• [Exercise aim]: Only a number is wanted: how many lines in the listing contain the word "High"?

• [Input records]:
'''
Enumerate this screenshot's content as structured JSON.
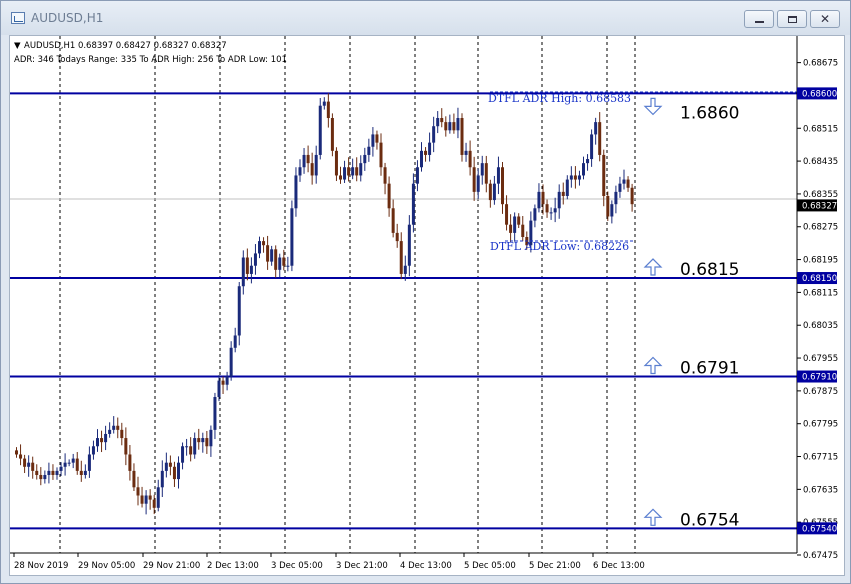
{
  "window": {
    "title": "AUDUSD,H1"
  },
  "header": {
    "line1": "AUDUSD,H1  0.68397 0.68427 0.68327 0.68327",
    "line2": "ADR: 346  Todays Range: 335  To ADR High: 256  To ADR Low: 101"
  },
  "annotations": {
    "adr_high": "DTFL ADR High: 0.68583",
    "adr_low": "DTFL ADR Low: 0.68226"
  },
  "price_scale": {
    "ticks": [
      "0.68675",
      "0.68515",
      "0.68435",
      "0.68355",
      "0.68275",
      "0.68195",
      "0.68115",
      "0.68035",
      "0.67955",
      "0.67875",
      "0.67795",
      "0.67715",
      "0.67635",
      "0.67555",
      "0.67475"
    ],
    "current_price": "0.68327",
    "level_labels": [
      "0.68600",
      "0.68150",
      "0.67910",
      "0.67540"
    ]
  },
  "levels": [
    {
      "price": 0.686,
      "label": "1.6860",
      "direction": "down"
    },
    {
      "price": 0.6815,
      "label": "0.6815",
      "direction": "up"
    },
    {
      "price": 0.6791,
      "label": "0.6791",
      "direction": "up"
    },
    {
      "price": 0.6754,
      "label": "0.6754",
      "direction": "up"
    }
  ],
  "time_axis": [
    "28 Nov 2019",
    "29 Nov 05:00",
    "29 Nov 21:00",
    "2 Dec 13:00",
    "3 Dec 05:00",
    "3 Dec 21:00",
    "4 Dec 13:00",
    "5 Dec 05:00",
    "5 Dec 21:00",
    "6 Dec 13:00"
  ],
  "colors": {
    "level_line": "#0000a0",
    "bull_candle": "#1a2a7a",
    "bear_candle": "#6b2c10",
    "grid": "#000000",
    "annotation": "#1a35c8"
  },
  "chart_data": {
    "type": "candlestick",
    "symbol": "AUDUSD",
    "timeframe": "H1",
    "ylim": [
      0.67475,
      0.68735
    ],
    "closes": [
      0.6772,
      0.6771,
      0.6769,
      0.677,
      0.6768,
      0.6767,
      0.6766,
      0.6767,
      0.6768,
      0.6767,
      0.6768,
      0.6769,
      0.677,
      0.677,
      0.6771,
      0.6768,
      0.6767,
      0.6768,
      0.6772,
      0.6774,
      0.6776,
      0.6775,
      0.6777,
      0.6778,
      0.6779,
      0.6778,
      0.6776,
      0.6772,
      0.6768,
      0.6764,
      0.6762,
      0.676,
      0.6762,
      0.6761,
      0.6759,
      0.6764,
      0.6768,
      0.677,
      0.6769,
      0.6766,
      0.677,
      0.6774,
      0.6774,
      0.6772,
      0.6776,
      0.6775,
      0.6776,
      0.6774,
      0.6778,
      0.6786,
      0.679,
      0.6789,
      0.6791,
      0.6798,
      0.6801,
      0.6813,
      0.682,
      0.6816,
      0.6818,
      0.6821,
      0.6824,
      0.6823,
      0.6819,
      0.6822,
      0.6817,
      0.682,
      0.6818,
      0.6818,
      0.6832,
      0.684,
      0.6842,
      0.6845,
      0.6843,
      0.684,
      0.6845,
      0.6857,
      0.6858,
      0.6854,
      0.6846,
      0.684,
      0.6839,
      0.6842,
      0.684,
      0.6842,
      0.684,
      0.6843,
      0.6845,
      0.6847,
      0.685,
      0.6848,
      0.6842,
      0.6838,
      0.6832,
      0.6826,
      0.6824,
      0.6816,
      0.6818,
      0.6828,
      0.6838,
      0.6842,
      0.6846,
      0.6845,
      0.6848,
      0.6852,
      0.6854,
      0.6853,
      0.6851,
      0.6853,
      0.6851,
      0.6854,
      0.6845,
      0.6846,
      0.6842,
      0.6836,
      0.684,
      0.6843,
      0.6838,
      0.6834,
      0.6838,
      0.6842,
      0.6833,
      0.6828,
      0.6826,
      0.683,
      0.6828,
      0.6825,
      0.6823,
      0.6829,
      0.6832,
      0.6836,
      0.6833,
      0.6831,
      0.6831,
      0.6832,
      0.6836,
      0.6835,
      0.6839,
      0.684,
      0.6839,
      0.684,
      0.6843,
      0.6844,
      0.685,
      0.6853,
      0.6845,
      0.6835,
      0.683,
      0.6833,
      0.6836,
      0.6838,
      0.6839,
      0.6837,
      0.6833
    ]
  }
}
'''
• [Response for this exercise]: 2